■ **Task to complete**:
Count every line in the entries that contains "liên". Report that count alone.

++++++++

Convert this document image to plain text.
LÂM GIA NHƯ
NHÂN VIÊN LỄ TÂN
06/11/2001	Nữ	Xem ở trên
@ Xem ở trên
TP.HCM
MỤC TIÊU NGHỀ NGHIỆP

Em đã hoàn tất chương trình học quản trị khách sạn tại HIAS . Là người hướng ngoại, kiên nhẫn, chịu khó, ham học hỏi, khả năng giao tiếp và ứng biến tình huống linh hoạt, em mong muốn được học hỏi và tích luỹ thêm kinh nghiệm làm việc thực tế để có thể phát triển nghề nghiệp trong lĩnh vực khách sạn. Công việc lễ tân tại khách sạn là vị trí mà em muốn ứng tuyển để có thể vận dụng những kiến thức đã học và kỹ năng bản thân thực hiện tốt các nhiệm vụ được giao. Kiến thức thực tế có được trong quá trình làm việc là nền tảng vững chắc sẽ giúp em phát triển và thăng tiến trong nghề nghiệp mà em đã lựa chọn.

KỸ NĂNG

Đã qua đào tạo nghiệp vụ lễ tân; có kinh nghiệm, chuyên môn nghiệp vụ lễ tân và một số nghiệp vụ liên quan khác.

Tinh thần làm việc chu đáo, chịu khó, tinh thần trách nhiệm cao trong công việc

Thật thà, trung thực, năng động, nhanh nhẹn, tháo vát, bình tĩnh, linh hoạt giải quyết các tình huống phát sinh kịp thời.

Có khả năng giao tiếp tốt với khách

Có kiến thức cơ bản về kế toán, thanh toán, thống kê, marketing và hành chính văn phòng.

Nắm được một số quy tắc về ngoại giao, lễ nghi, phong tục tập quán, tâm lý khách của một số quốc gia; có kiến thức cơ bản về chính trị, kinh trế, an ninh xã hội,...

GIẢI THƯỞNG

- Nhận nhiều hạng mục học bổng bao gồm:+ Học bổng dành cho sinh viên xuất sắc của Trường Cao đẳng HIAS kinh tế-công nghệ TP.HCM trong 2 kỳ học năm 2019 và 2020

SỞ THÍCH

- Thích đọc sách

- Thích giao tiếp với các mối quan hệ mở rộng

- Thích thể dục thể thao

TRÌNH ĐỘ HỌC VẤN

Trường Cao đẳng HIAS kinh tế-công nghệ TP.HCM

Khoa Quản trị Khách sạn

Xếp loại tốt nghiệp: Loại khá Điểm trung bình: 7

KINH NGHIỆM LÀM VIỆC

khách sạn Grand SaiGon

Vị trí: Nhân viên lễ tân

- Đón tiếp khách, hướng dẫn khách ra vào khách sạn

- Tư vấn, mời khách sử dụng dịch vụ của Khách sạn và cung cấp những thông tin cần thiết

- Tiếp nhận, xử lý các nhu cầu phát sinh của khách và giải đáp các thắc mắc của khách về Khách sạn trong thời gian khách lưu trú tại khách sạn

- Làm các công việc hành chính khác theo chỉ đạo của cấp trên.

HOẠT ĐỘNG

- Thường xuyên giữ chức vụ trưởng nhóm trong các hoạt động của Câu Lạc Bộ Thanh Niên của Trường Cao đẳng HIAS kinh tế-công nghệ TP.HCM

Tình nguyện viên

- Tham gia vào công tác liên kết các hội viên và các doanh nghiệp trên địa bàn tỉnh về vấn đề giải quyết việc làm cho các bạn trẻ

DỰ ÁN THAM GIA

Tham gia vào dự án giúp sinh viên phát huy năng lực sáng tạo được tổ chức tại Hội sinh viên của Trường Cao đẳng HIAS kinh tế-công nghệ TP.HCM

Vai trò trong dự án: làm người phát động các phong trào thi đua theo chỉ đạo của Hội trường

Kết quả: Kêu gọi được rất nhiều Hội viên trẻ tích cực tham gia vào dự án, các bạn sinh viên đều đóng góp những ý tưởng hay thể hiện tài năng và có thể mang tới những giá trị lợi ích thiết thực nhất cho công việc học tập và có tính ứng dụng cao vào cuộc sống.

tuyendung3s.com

++++++++

■ **Final result**:
2